Rewrite all the records with "chevron-down-icon" changed to "dropdown-arrow-icon" everywhere and nothing else altered, omitting the pictures.

---

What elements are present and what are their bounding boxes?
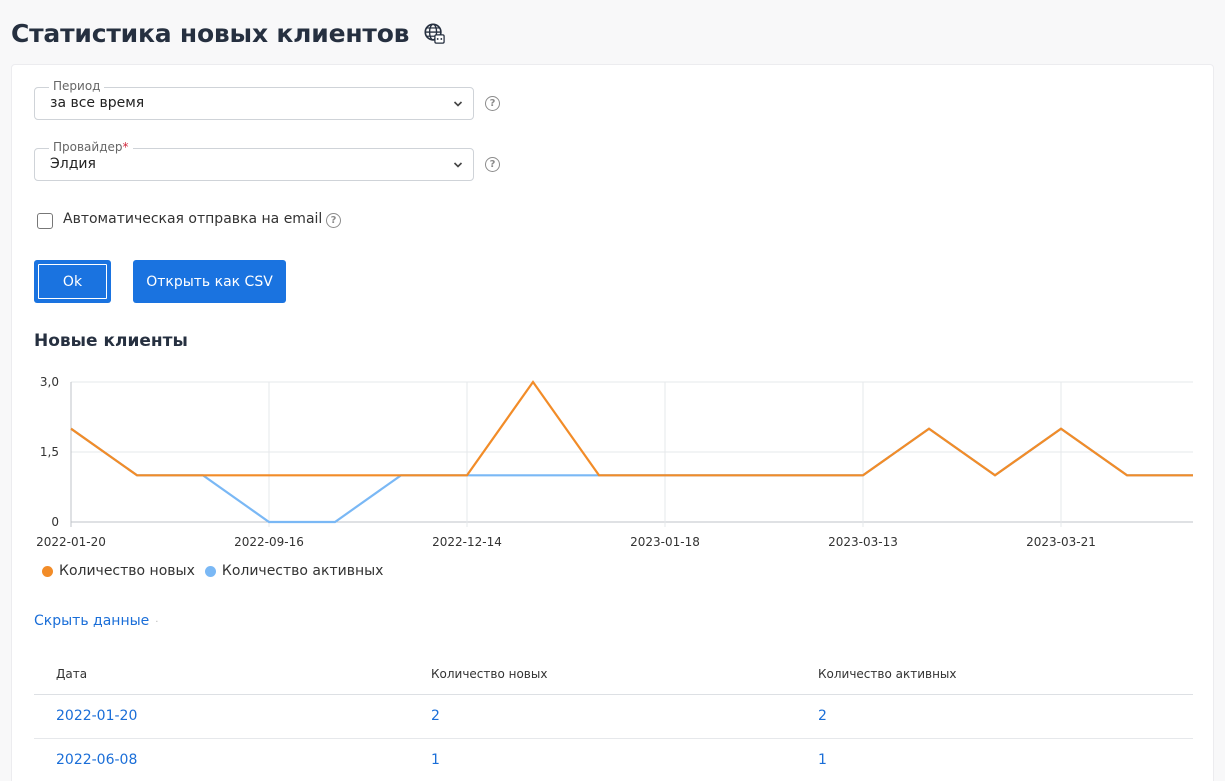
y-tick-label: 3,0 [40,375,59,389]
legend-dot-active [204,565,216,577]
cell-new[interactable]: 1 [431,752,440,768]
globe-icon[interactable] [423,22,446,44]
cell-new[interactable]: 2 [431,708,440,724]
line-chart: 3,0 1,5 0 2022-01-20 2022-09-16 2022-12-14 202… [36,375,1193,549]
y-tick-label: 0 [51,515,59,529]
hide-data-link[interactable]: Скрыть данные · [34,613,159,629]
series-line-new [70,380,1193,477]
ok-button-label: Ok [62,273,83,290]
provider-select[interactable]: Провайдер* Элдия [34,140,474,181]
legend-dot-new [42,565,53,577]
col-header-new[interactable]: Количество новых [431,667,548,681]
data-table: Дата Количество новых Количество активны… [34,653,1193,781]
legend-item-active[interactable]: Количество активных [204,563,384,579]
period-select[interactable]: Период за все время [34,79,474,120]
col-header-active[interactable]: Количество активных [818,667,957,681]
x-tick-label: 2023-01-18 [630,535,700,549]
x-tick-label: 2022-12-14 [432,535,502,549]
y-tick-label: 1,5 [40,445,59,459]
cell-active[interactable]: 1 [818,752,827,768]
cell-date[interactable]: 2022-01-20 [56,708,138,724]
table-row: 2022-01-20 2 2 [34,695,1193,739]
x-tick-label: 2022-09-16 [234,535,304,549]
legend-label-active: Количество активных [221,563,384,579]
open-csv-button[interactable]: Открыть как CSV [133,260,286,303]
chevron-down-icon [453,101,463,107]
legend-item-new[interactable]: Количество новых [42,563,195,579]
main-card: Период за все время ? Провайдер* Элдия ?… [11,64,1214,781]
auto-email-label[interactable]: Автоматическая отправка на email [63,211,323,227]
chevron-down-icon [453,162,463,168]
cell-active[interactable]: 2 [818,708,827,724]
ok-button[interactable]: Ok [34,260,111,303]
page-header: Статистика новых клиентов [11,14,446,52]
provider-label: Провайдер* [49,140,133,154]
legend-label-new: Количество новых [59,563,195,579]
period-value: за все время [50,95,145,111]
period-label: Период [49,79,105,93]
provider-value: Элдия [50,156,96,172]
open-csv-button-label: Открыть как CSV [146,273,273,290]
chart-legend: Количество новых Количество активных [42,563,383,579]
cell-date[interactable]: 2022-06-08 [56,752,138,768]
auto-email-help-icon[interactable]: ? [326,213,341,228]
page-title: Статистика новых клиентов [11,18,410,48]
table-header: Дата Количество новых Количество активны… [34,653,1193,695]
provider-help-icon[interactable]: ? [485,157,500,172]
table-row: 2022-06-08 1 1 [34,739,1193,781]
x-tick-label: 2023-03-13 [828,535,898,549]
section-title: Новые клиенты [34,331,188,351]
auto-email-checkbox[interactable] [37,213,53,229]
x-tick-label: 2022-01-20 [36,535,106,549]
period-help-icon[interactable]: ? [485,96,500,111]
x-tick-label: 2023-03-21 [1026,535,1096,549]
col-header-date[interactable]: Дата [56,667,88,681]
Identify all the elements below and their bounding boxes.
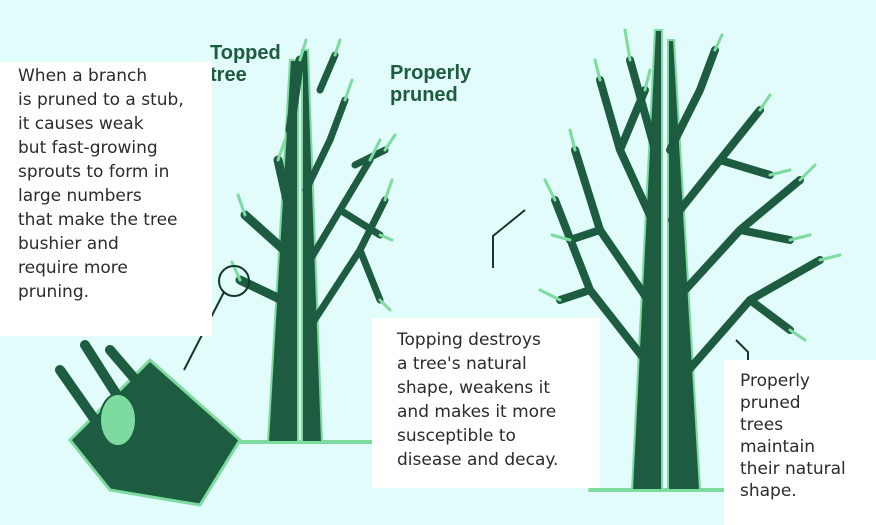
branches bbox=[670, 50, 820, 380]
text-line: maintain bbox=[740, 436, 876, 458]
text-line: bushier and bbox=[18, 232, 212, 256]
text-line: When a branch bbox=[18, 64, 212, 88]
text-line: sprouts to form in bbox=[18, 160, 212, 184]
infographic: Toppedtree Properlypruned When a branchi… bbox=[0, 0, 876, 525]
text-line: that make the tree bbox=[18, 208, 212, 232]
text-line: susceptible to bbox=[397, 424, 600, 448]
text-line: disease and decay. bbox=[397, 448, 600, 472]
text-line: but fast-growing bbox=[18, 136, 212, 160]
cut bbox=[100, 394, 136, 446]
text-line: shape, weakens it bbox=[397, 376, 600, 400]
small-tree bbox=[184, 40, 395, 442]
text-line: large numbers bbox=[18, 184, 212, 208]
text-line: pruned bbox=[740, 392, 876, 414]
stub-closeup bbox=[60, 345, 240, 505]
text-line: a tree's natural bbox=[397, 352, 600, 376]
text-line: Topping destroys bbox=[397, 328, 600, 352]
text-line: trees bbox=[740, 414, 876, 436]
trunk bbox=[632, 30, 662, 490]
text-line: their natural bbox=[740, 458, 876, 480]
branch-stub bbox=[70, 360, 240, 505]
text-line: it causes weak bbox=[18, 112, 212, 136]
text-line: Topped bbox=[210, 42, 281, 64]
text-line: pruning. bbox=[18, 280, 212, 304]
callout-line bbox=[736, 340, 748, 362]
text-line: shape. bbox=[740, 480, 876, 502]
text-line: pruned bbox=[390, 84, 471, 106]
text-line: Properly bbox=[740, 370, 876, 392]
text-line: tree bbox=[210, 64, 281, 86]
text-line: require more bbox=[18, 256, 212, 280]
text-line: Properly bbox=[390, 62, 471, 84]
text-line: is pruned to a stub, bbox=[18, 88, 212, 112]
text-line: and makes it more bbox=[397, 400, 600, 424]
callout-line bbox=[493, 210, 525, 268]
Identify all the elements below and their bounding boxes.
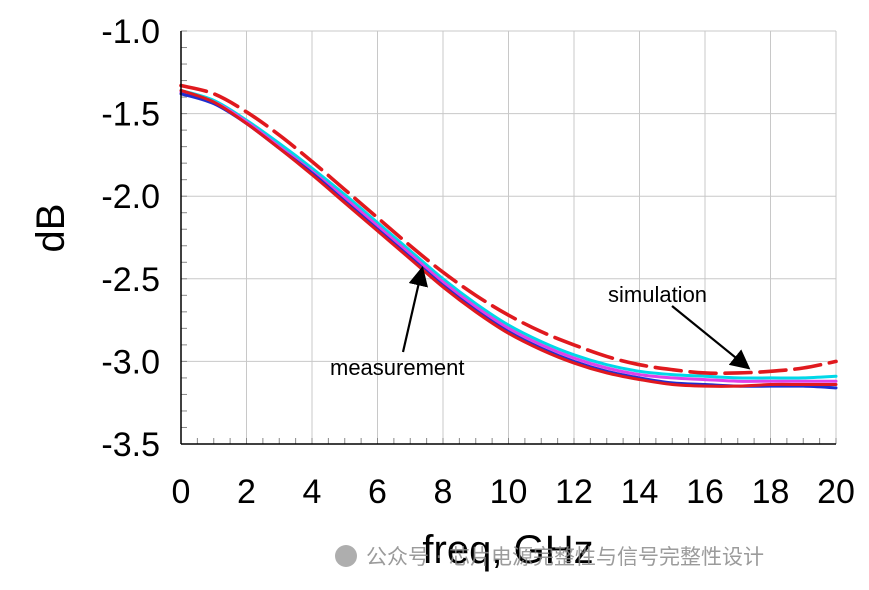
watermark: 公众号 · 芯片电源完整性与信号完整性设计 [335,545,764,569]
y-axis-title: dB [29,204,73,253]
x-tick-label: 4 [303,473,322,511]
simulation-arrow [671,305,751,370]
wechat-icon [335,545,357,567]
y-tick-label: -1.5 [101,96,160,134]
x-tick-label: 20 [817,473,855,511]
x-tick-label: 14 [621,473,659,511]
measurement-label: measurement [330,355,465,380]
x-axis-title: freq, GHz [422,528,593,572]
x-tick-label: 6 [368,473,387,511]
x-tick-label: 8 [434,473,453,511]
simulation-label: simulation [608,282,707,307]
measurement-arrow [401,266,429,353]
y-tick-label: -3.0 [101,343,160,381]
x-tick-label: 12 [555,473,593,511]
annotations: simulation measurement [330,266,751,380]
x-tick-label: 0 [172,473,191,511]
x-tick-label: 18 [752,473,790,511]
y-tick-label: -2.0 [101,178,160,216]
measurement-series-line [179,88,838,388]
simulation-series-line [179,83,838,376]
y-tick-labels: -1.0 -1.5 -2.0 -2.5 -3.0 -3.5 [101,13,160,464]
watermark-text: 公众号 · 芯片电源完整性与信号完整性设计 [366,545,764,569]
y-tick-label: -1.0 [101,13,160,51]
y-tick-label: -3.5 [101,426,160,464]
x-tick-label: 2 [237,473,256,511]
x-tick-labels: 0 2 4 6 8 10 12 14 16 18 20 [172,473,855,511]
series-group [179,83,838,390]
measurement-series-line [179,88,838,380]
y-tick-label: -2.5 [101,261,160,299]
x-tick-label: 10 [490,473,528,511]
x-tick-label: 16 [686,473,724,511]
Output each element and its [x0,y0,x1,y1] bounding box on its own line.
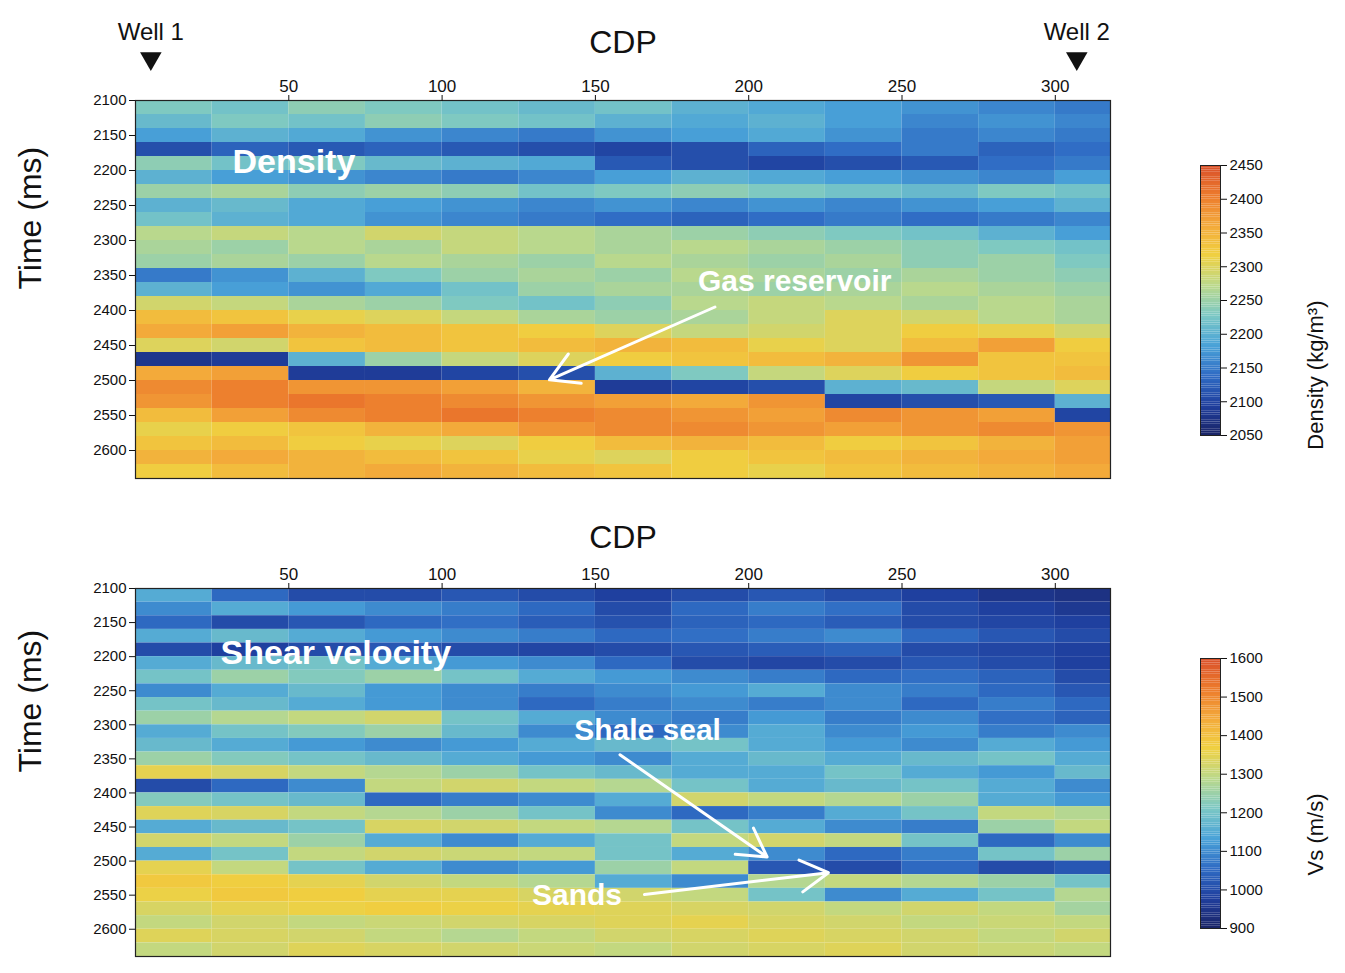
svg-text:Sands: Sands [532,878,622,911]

---

- **WORKED SOLUTION**
What elements are present and what are their bounding boxes?
y-tick-label: 3,0 [40,375,59,389]
legend-dot-active [204,565,216,577]
cell-new[interactable]: 1 [431,752,440,768]
globe-icon[interactable] [423,22,446,44]
cell-new[interactable]: 2 [431,708,440,724]
line-chart: 3,0 1,5 0 2022-01-20 2022-09-16 2022-12-14 202… [36,375,1193,549]
y-tick-label: 0 [51,515,59,529]
hide-data-link[interactable]: Скрыть данные · [34,613,159,629]
series-line-new [70,380,1193,477]
ok-button-label: Ok [62,273,83,290]
provider-select[interactable]: Провайдер* Элдия [34,140,474,181]
legend-dot-new [42,565,53,577]
col-header-new[interactable]: Количество новых [431,667,548,681]
data-table: Дата Количество новых Количество активны… [34,653,1193,781]
legend-item-active[interactable]: Количество активных [204,563,384,579]
period-select[interactable]: Период за все время [34,79,474,120]
col-header-active[interactable]: Количество активных [818,667,957,681]
x-tick-label: 2023-01-18 [630,535,700,549]
x-tick-label: 2022-12-14 [432,535,502,549]
y-tick-label: 1,5 [40,445,59,459]
cell-active[interactable]: 1 [818,752,827,768]
cell-date[interactable]: 2022-01-20 [56,708,138,724]
table-row: 2022-01-20 2 2 [34,695,1193,739]
x-tick-label: 2022-09-16 [234,535,304,549]
legend-label-active: Количество активных [221,563,384,579]
open-csv-button[interactable]: Открыть как CSV [133,260,286,303]
dropdown-arrow-icon [453,101,463,107]
legend-item-new[interactable]: Количество новых [42,563,195,579]
main-card: Период за все время ? Провайдер* Элдия ?… [11,64,1214,781]
auto-email-label[interactable]: Автоматическая отправка на email [63,211,323,227]
dropdown-arrow-icon [453,162,463,168]
cell-active[interactable]: 2 [818,708,827,724]
ok-button[interactable]: Ok [34,260,111,303]
page-header: Статистика новых клиентов [11,14,446,52]
provider-label: Провайдер* [49,140,133,154]
legend-label-new: Количество новых [59,563,195,579]
period-value: за все время [50,95,145,111]
period-label: Период [49,79,105,93]
provider-value: Элдия [50,156,96,172]
open-csv-button-label: Открыть как CSV [146,273,273,290]
chart-legend: Количество новых Количество активных [42,563,383,579]
cell-date[interactable]: 2022-06-08 [56,752,138,768]
auto-email-help-icon[interactable]: ? [326,213,341,228]
page-title: Статистика новых клиентов [11,18,410,48]
table-header: Дата Количество новых Количество активны… [34,653,1193,695]
provider-help-icon[interactable]: ? [485,157,500,172]
table-row: 2022-06-08 1 1 [34,739,1193,781]
x-tick-label: 2023-03-13 [828,535,898,549]
section-title: Новые клиенты [34,331,188,351]
auto-email-checkbox[interactable] [37,213,53,229]
x-tick-label: 2022-01-20 [36,535,106,549]
period-help-icon[interactable]: ? [485,96,500,111]
x-tick-label: 2023-03-21 [1026,535,1096,549]
col-header-date[interactable]: Дата [56,667,88,681]
Identify all the elements below and their bounding boxes.
branches bbox=[670, 50, 820, 380]
text-line: maintain bbox=[740, 436, 876, 458]
text-line: bushier and bbox=[18, 232, 212, 256]
text-line: When a branch bbox=[18, 64, 212, 88]
text-line: sprouts to form in bbox=[18, 160, 212, 184]
infographic: Toppedtree Properlypruned When a branchi… bbox=[0, 0, 876, 525]
text-line: that make the tree bbox=[18, 208, 212, 232]
text-line: susceptible to bbox=[397, 424, 600, 448]
text-line: disease and decay. bbox=[397, 448, 600, 472]
text-line: but fast-growing bbox=[18, 136, 212, 160]
cut bbox=[100, 394, 136, 446]
text-line: shape, weakens it bbox=[397, 376, 600, 400]
small-tree bbox=[184, 40, 395, 442]
text-line: large numbers bbox=[18, 184, 212, 208]
text-line: pruned bbox=[740, 392, 876, 414]
stub-closeup bbox=[60, 345, 240, 505]
text-line: a tree's natural bbox=[397, 352, 600, 376]
text-line: Topping destroys bbox=[397, 328, 600, 352]
text-line: trees bbox=[740, 414, 876, 436]
trunk bbox=[632, 30, 662, 490]
text-line: their natural bbox=[740, 458, 876, 480]
branch-stub bbox=[70, 360, 240, 505]
text-line: it causes weak bbox=[18, 112, 212, 136]
text-line: Topped bbox=[210, 42, 281, 64]
text-line: pruning. bbox=[18, 280, 212, 304]
callout-line bbox=[736, 340, 748, 362]
text-line: shape. bbox=[740, 480, 876, 502]
text-line: pruned bbox=[390, 84, 471, 106]
text-line: Properly bbox=[740, 370, 876, 392]
text-line: tree bbox=[210, 64, 281, 86]
text-line: require more bbox=[18, 256, 212, 280]
text-line: Properly bbox=[390, 62, 471, 84]
text-line: is pruned to a stub, bbox=[18, 88, 212, 112]
text-line: and makes it more bbox=[397, 400, 600, 424]
callout-line bbox=[493, 210, 525, 268]
Identify all the elements below and their bounding boxes.
watermark: 公众号 · 芯片电源完整性与信号完整性设计 [335,545,764,569]
y-axis-title: dB [29,204,73,253]
x-tick-label: 4 [303,473,322,511]
simulation-arrow [671,305,751,370]
wechat-icon [335,545,357,567]
y-tick-label: -1.5 [101,96,160,134]
x-tick-label: 20 [817,473,855,511]
x-tick-label: 14 [621,473,659,511]
measurement-label: measurement [330,355,465,380]
x-axis-title: freq, GHz [422,528,593,572]
x-tick-label: 6 [368,473,387,511]
x-tick-label: 8 [434,473,453,511]
simulation-label: simulation [608,282,707,307]
measurement-arrow [401,266,429,353]
y-tick-label: -3.0 [101,343,160,381]
x-tick-label: 12 [555,473,593,511]
annotations: simulation measurement [330,266,751,380]
x-tick-label: 0 [172,473,191,511]
x-tick-label: 18 [752,473,790,511]
y-tick-label: -2.0 [101,178,160,216]
measurement-series-line [179,88,838,388]
simulation-series-line [179,83,838,376]
y-tick-labels: -1.0 -1.5 -2.0 -2.5 -3.0 -3.5 [101,13,160,464]
watermark-text: 公众号 · 芯片电源完整性与信号完整性设计 [366,545,764,569]
y-tick-label: -1.0 [101,13,160,51]
y-tick-label: -3.5 [101,426,160,464]
x-tick-label: 2 [237,473,256,511]
x-tick-labels: 0 2 4 6 8 10 12 14 16 18 20 [172,473,855,511]
series-group [179,83,838,390]
measurement-series-line [179,88,838,380]
y-tick-label: -2.5 [101,261,160,299]
x-tick-label: 10 [490,473,528,511]
x-tick-label: 16 [686,473,724,511]
Output each element and its [x0,y0,x1,y1] bounding box on its own line.
svg-text:Sands: Sands [532,878,622,911]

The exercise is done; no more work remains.